Exercise objective » Work out how many lines of the records contain "label". Answer with the number and nothing else.

Exercise inputs »
'''

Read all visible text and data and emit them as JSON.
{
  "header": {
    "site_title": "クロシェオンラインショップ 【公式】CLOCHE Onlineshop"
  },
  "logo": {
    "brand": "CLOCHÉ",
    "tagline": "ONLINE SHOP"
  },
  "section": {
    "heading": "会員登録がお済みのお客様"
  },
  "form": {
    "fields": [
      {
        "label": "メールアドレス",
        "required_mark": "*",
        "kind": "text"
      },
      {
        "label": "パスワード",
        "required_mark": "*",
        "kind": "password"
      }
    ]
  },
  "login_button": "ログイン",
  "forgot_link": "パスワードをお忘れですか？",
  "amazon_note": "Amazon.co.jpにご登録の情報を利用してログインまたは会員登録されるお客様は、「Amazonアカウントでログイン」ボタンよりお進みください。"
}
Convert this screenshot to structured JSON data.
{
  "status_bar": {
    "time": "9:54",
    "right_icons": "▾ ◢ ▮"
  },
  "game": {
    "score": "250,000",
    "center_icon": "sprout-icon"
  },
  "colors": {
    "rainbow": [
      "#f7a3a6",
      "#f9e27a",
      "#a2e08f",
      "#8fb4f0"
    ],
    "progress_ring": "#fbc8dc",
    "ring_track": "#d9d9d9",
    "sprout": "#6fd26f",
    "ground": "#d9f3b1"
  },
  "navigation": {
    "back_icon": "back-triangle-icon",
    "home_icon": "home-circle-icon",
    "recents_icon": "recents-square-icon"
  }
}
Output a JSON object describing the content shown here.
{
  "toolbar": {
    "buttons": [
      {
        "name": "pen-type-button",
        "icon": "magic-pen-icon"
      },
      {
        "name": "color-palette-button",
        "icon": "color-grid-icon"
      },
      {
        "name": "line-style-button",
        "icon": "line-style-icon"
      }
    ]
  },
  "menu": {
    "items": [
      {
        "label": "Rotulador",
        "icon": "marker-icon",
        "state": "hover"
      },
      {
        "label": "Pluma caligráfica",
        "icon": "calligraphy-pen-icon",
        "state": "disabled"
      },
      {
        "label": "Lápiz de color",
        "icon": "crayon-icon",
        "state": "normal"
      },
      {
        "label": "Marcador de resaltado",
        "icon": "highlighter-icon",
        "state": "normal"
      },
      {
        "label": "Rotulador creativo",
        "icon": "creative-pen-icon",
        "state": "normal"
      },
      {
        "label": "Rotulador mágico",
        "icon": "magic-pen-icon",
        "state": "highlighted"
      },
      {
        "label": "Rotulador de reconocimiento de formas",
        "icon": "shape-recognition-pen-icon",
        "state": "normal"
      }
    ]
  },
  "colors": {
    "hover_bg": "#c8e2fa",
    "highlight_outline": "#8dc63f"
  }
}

'''

Problem solution » 9